Your objective: Repeat the lines beginning at the one with "Extract the structured" and running to the end of the material, keeping the first and last of them, exactly as they appear.

[Entries taken from a collection]
* * * * * * *

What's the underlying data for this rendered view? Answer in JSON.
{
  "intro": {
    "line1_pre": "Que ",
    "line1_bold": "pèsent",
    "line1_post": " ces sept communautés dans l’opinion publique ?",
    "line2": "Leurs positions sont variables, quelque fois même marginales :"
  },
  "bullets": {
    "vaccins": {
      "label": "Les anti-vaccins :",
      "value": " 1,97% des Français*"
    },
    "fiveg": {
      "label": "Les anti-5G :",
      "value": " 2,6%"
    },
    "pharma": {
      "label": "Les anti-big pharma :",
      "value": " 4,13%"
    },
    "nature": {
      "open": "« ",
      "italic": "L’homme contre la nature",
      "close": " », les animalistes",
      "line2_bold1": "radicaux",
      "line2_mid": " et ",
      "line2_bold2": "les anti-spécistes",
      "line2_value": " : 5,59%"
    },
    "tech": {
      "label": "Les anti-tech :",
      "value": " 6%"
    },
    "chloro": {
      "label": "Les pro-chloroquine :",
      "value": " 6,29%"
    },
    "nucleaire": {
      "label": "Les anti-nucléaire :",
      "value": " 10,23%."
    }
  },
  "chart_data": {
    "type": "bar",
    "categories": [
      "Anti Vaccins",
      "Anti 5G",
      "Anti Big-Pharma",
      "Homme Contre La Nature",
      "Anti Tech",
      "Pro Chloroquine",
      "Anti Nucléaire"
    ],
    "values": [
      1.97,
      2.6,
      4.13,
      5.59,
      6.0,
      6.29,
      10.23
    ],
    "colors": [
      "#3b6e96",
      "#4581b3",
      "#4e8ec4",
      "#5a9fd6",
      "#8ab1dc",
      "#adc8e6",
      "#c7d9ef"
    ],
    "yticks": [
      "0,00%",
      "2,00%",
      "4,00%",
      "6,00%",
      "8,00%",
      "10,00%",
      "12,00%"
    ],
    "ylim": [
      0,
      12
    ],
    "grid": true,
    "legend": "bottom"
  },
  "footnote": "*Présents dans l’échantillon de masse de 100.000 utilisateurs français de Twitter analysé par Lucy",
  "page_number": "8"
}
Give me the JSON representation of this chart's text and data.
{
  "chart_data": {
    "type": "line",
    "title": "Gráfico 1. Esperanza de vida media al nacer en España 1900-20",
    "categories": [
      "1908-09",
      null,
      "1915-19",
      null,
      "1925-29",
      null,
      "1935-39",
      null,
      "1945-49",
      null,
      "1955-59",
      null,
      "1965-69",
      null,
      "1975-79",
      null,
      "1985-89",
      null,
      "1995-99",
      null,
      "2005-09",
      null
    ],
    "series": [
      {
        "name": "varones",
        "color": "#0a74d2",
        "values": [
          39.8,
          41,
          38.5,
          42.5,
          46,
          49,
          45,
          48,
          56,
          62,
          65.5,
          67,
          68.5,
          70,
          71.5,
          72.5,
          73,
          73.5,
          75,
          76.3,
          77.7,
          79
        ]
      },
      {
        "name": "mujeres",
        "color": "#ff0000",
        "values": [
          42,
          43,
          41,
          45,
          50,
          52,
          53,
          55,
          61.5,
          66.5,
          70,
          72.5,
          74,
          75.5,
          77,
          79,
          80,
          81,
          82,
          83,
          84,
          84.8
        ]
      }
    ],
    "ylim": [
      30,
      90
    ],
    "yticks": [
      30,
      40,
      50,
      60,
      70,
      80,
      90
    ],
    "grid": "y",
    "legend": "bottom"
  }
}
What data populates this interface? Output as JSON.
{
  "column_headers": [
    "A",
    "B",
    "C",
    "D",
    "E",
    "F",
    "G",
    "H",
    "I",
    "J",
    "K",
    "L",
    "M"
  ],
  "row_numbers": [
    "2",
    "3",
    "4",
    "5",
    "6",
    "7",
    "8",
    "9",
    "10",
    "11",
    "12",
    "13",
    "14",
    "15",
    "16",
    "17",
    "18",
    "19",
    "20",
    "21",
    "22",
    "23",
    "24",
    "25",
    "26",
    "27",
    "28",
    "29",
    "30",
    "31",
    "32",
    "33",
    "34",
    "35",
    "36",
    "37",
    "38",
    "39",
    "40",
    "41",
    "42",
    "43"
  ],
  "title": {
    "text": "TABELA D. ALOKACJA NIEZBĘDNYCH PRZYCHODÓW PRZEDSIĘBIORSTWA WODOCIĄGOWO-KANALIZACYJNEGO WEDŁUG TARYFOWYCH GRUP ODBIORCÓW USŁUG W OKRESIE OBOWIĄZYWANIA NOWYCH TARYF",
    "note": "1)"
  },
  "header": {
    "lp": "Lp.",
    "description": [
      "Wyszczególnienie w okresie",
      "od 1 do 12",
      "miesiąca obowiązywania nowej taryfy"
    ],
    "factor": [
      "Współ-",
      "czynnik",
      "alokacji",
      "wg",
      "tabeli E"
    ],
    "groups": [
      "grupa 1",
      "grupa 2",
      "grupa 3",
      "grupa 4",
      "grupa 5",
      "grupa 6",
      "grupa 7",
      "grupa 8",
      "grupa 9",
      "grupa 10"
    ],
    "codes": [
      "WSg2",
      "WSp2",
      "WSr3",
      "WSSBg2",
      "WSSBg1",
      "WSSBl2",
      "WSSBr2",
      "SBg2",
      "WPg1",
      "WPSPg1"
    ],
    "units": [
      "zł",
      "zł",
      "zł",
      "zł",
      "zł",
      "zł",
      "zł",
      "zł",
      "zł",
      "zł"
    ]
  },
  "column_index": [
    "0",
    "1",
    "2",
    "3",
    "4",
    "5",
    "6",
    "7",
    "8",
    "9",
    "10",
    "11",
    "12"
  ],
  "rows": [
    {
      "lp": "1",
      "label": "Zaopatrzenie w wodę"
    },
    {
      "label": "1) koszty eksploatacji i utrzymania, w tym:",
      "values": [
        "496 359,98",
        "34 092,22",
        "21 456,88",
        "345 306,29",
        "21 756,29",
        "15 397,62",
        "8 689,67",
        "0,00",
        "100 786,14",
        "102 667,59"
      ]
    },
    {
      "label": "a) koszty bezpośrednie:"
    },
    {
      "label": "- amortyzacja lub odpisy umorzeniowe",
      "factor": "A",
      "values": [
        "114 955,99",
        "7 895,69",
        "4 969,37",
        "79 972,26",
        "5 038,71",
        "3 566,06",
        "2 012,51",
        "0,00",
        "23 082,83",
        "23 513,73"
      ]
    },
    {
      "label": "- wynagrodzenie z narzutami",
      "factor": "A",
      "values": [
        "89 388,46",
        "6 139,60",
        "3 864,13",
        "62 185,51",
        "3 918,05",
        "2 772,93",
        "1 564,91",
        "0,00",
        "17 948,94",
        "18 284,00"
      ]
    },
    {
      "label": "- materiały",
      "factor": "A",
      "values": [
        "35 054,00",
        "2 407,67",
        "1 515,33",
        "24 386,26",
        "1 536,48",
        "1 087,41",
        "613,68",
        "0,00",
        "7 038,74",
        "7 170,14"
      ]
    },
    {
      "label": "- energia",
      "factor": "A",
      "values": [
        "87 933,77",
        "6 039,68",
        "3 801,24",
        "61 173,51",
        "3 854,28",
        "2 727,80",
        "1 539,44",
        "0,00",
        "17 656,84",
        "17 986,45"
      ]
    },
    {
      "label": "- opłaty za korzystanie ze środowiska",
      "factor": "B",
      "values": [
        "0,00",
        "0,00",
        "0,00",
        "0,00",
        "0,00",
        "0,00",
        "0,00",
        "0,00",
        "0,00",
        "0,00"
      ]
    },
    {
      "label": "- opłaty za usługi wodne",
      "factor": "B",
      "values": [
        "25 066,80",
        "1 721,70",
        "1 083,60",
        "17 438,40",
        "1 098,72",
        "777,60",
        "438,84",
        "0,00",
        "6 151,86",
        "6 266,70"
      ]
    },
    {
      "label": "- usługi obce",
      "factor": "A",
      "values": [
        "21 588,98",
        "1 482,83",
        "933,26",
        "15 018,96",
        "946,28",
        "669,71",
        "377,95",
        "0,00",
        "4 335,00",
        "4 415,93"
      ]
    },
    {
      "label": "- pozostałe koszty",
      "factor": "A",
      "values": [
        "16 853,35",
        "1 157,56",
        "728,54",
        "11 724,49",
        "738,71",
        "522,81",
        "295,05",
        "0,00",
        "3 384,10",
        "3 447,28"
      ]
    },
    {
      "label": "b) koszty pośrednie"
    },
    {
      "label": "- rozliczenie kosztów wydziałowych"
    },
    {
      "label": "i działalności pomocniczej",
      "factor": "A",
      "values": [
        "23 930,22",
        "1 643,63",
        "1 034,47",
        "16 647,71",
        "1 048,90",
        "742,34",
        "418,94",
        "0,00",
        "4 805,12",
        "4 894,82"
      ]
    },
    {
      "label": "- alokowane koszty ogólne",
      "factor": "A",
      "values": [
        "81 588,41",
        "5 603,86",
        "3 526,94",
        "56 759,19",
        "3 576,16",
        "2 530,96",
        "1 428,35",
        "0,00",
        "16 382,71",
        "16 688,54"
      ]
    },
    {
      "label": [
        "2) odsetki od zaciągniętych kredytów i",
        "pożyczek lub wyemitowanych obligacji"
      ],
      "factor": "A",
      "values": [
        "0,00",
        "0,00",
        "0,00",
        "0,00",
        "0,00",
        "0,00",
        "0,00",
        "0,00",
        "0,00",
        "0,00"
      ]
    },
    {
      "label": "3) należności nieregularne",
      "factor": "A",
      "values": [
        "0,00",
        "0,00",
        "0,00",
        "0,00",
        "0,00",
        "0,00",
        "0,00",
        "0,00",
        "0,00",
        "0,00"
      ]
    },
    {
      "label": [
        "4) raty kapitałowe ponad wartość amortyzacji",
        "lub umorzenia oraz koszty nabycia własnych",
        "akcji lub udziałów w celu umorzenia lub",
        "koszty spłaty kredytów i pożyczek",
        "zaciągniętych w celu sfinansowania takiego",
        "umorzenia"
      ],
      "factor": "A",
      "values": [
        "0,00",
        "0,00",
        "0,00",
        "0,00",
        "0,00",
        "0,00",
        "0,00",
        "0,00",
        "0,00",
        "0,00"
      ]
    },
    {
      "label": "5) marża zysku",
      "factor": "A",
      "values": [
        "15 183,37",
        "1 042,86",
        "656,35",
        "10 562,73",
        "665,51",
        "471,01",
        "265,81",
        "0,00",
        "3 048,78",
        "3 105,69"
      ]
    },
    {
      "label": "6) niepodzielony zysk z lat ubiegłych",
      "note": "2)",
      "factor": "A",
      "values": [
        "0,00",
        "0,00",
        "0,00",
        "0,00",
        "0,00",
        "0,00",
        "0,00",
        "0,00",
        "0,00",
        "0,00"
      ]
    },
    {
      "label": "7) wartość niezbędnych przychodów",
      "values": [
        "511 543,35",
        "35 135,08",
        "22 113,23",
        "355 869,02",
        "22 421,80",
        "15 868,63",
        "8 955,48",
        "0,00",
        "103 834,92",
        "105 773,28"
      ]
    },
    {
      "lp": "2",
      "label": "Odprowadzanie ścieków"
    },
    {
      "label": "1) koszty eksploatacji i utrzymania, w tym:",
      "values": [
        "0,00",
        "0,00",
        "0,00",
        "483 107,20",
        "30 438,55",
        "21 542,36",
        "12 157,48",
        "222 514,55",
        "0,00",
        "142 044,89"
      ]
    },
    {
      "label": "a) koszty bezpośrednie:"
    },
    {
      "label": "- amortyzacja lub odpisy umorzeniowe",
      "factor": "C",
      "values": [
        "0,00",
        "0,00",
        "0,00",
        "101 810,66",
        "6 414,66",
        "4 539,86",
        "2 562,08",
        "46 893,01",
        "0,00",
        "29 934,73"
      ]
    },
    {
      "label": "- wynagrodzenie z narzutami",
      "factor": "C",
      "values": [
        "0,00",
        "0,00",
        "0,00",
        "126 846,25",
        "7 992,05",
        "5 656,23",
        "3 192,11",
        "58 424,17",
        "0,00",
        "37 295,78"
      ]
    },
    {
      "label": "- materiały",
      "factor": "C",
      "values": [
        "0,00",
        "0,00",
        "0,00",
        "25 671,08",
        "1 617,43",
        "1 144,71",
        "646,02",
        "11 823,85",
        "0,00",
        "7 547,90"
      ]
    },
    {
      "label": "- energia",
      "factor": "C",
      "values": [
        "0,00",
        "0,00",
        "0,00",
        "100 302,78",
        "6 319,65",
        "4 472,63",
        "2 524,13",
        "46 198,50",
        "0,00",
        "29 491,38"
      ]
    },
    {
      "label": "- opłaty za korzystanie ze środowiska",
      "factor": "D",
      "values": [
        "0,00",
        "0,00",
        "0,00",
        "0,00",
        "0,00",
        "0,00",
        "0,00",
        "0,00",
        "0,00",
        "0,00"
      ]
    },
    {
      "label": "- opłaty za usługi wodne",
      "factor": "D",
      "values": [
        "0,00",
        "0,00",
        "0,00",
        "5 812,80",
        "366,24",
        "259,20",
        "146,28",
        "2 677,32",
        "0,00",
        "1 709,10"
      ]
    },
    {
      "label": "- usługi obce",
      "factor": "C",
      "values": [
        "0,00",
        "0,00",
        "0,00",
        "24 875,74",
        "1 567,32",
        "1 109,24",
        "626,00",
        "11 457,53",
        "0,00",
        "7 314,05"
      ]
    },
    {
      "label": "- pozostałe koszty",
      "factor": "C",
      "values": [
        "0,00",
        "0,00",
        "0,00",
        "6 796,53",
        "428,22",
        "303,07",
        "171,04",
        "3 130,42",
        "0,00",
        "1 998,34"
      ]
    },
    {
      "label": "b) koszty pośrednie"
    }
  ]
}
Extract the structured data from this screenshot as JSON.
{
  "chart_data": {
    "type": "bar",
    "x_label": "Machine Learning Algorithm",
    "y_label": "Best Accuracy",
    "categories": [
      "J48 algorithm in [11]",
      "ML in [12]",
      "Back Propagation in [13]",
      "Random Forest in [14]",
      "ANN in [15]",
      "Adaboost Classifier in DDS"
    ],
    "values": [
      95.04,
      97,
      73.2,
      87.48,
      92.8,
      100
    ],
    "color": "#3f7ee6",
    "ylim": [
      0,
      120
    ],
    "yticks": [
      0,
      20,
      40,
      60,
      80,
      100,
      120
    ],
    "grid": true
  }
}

* * * * * * *

Finished answer:
Extract the structured data from this screenshot as JSON.
{
  "chart_data": {
    "type": "bar",
    "x_label": "Machine Learning Algorithm",
    "y_label": "Best Accuracy",
    "categories": [
      "J48 algorithm in [11]",
      "ML in [12]",
      "Back Propagation in [13]",
      "Random Forest in [14]",
      "ANN in [15]",
      "Adaboost Classifier in DDS"
    ],
    "values": [
      95.04,
      97,
      73.2,
      87.48,
      92.8,
      100
    ],
    "color": "#3f7ee6",
    "ylim": [
      0,
      120
    ],
    "yticks": [
      0,
      20,
      40,
      60,
      80,
      100,
      120
    ],
    "grid": true
  }
}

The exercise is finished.